• Documento:
=====

Estudar a raiva nos ajuda a compreender mais sobre o futuro. A raiva é um julgamento sobre um evento no mundo exterior – aprendemos através da raiva a reagir inconscientemente através da raiva a algo errado e assim avançamos gradualmente para iluminar julgamentos em nossas almas superiores (as que vamos desenvolvendo). Podemos considerar a raiva como uma educadora pois faz surgir uma vivência interior antes que tenhamos maturidade suficiente para formar um julgamento iluminado de certo e errado. Assim olhamos a raiva no jovem antes que ele seja capaz de considerar um julgamento, como sinal de uma injustiça ou algo que violenta seus ideais – está é a raiva correta, justa. A raiva-justa motiva a capacidade de um julgamento justo causada por algo ignóbil, imoral ou louco. Aqui reside a missão da raiva, elevar o Eu , fazê-lo ascender a níveis superiores.

Como um ser livre, tudo no ser humano pode degenerar. A raiva pode degenerar e servir para gratificar o pior tipo de egoísmo. Pode sim ajudar o ser humano a crescer e avançar na direção da liberdade.

=====

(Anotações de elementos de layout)

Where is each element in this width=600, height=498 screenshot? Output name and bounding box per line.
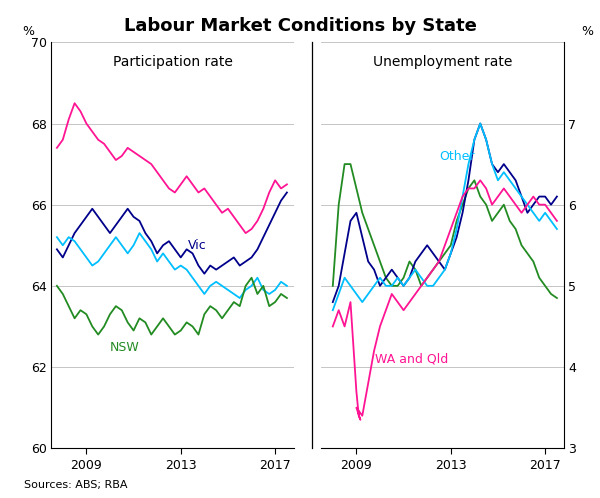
- Text: Unemployment rate: Unemployment rate: [373, 54, 512, 69]
- Text: %: %: [22, 25, 34, 38]
- Text: Labour Market Conditions by State: Labour Market Conditions by State: [124, 17, 476, 35]
- Text: Vic: Vic: [188, 240, 206, 252]
- Text: NSW: NSW: [110, 341, 140, 354]
- Text: Other: Other: [439, 150, 475, 163]
- Text: WA and Qld: WA and Qld: [375, 353, 449, 366]
- Text: Participation rate: Participation rate: [113, 54, 232, 69]
- Text: Sources: ABS; RBA: Sources: ABS; RBA: [24, 480, 128, 490]
- Text: %: %: [581, 25, 593, 38]
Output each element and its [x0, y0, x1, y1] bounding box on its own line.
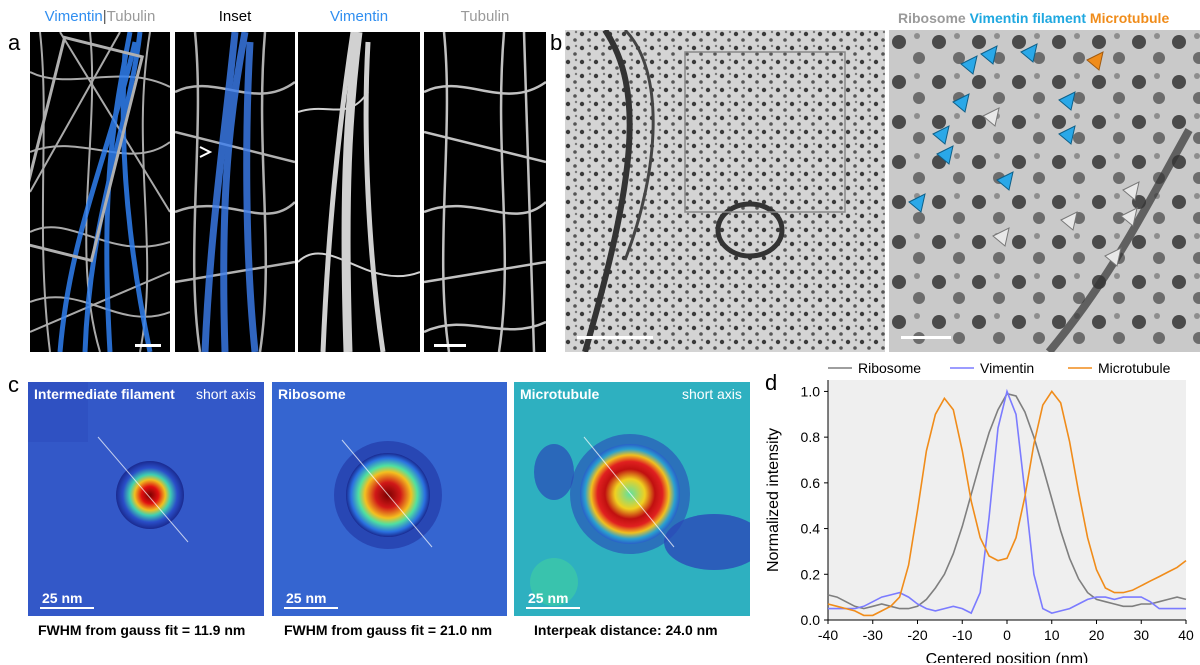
map-intermediate-filament: Intermediate filament short axis 25 nm — [28, 382, 264, 616]
tomogram-zoom-svg — [889, 30, 1200, 352]
x-tick-label: -30 — [863, 627, 883, 643]
intensity-line-chart: Ribosome Vimentin Microtubule -40 -30 -20 -10… — [765, 360, 1194, 663]
y-tick-label: 0.8 — [801, 429, 821, 445]
map-ribosome-title: Ribosome — [278, 386, 346, 402]
panel-a-label: a — [8, 30, 21, 55]
vimentin-image — [298, 32, 420, 352]
map-ribosome-caption: FWHM from gauss fit = 21.0 nm — [284, 622, 493, 638]
inset-title: Inset — [218, 8, 252, 25]
series-line-microtubule — [827, 390, 1187, 617]
merge-title-vimentin: Vimentin — [44, 8, 103, 25]
inset-image-svg — [175, 32, 295, 352]
tubulin-scale-bar — [434, 344, 466, 347]
x-tick-label: 30 — [1133, 627, 1149, 643]
tomogram-zoom-image — [889, 30, 1200, 352]
map-ribosome-scale-bar — [284, 607, 338, 609]
chart-axes: -40 -30 -20 -10 0 10 20 30 40 0.0 0.2 0.4 0.6 0.8 1.0 — [801, 380, 1194, 643]
panel-d-label: d — [765, 370, 778, 395]
legend-label-vimentin: Vimentin — [980, 360, 1034, 376]
map-if-caption: FWHM from gauss fit = 11.9 nm — [38, 622, 246, 638]
map-ribosome-svg — [272, 382, 507, 616]
map-microtubule-svg — [514, 382, 750, 616]
x-tick-label: 40 — [1178, 627, 1194, 643]
map-microtubule-tag: short axis — [682, 386, 742, 402]
panel-b-label: b — [550, 30, 563, 55]
map-microtubule-title: Microtubule — [520, 386, 600, 402]
tubulin-image — [424, 32, 546, 352]
tubulin-title: Tubulin — [460, 8, 510, 25]
map-ribosome: Ribosome 25 nm — [272, 382, 507, 616]
tubulin-image-svg — [424, 32, 546, 352]
map-microtubule-scale-label: 25 nm — [528, 590, 569, 606]
plot-background — [828, 380, 1186, 620]
merge-title-tubulin: Tubulin — [106, 8, 156, 25]
tomogram-image — [565, 30, 885, 352]
legend-ribosome: Ribosome — [898, 10, 966, 26]
chart-series — [827, 388, 1187, 617]
chart-legend: Ribosome Vimentin Microtubule — [828, 360, 1171, 376]
x-tick-label: -40 — [818, 627, 838, 643]
map-ribosome-scale-label: 25 nm — [286, 590, 327, 606]
map-if-tag: short axis — [196, 386, 256, 402]
map-if-svg — [28, 382, 264, 616]
series-line-vimentin — [828, 388, 1186, 615]
legend-vimentin-filament: Vimentin filament — [969, 10, 1087, 26]
legend-label-ribosome: Ribosome — [858, 360, 921, 376]
map-microtubule-scale-bar — [526, 607, 580, 609]
inset-image — [175, 32, 295, 352]
x-tick-label: 10 — [1044, 627, 1060, 643]
y-tick-label: 0.2 — [801, 566, 821, 582]
panel-c-label: c — [8, 372, 19, 397]
map-if-scale-bar — [40, 607, 94, 609]
x-axis-label: Centered position (nm) — [926, 651, 1089, 663]
map-if-title: Intermediate filament — [34, 386, 175, 402]
x-tick-label: 20 — [1089, 627, 1105, 643]
y-tick-label: 0.0 — [801, 612, 821, 628]
map-microtubule-caption: Interpeak distance: 24.0 nm — [534, 622, 718, 638]
vimentin-image-svg — [298, 32, 420, 352]
tomogram-zoom-scale-bar — [901, 336, 951, 339]
merge-scale-bar — [135, 344, 161, 347]
y-tick-label: 1.0 — [801, 383, 821, 399]
merge-image — [30, 32, 170, 352]
x-tick-label: -10 — [952, 627, 972, 643]
vimentin-title: Vimentin — [329, 8, 389, 25]
x-tick-label: 0 — [1003, 627, 1011, 643]
y-tick-label: 0.4 — [801, 521, 821, 537]
map-if-scale-label: 25 nm — [42, 590, 83, 606]
merge-image-svg — [30, 32, 170, 352]
merge-title-separator: | — [102, 8, 107, 25]
map-microtubule: Microtubule short axis 25 nm — [514, 382, 750, 616]
legend-microtubule: Microtubule — [1089, 10, 1170, 26]
tomogram-scale-bar — [577, 336, 653, 339]
x-tick-label: -20 — [907, 627, 927, 643]
y-tick-label: 0.6 — [801, 475, 821, 491]
legend-label-microtubule: Microtubule — [1098, 360, 1171, 376]
tomogram-image-svg — [565, 30, 885, 352]
y-axis-label: Normalized intensity — [765, 428, 782, 572]
panel-b-legend: Ribosome Vimentin filament Microtubule — [898, 10, 1169, 26]
panel-a-merge-title: Vimentin|Tubulin — [30, 8, 170, 25]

=====

• Problema a resolver: Pode reproduzir o texto sobre a raiva, tudo desde "Como um ser" até "direção da liberdade.", substituindo "degenerar" por "decair"?

• Tarefa concluída:
Como um ser livre, tudo no ser humano pode decair. A raiva pode decair e servir para gratificar o pior tipo de egoísmo. Pode sim ajudar o ser humano a crescer e avançar na direção da liberdade.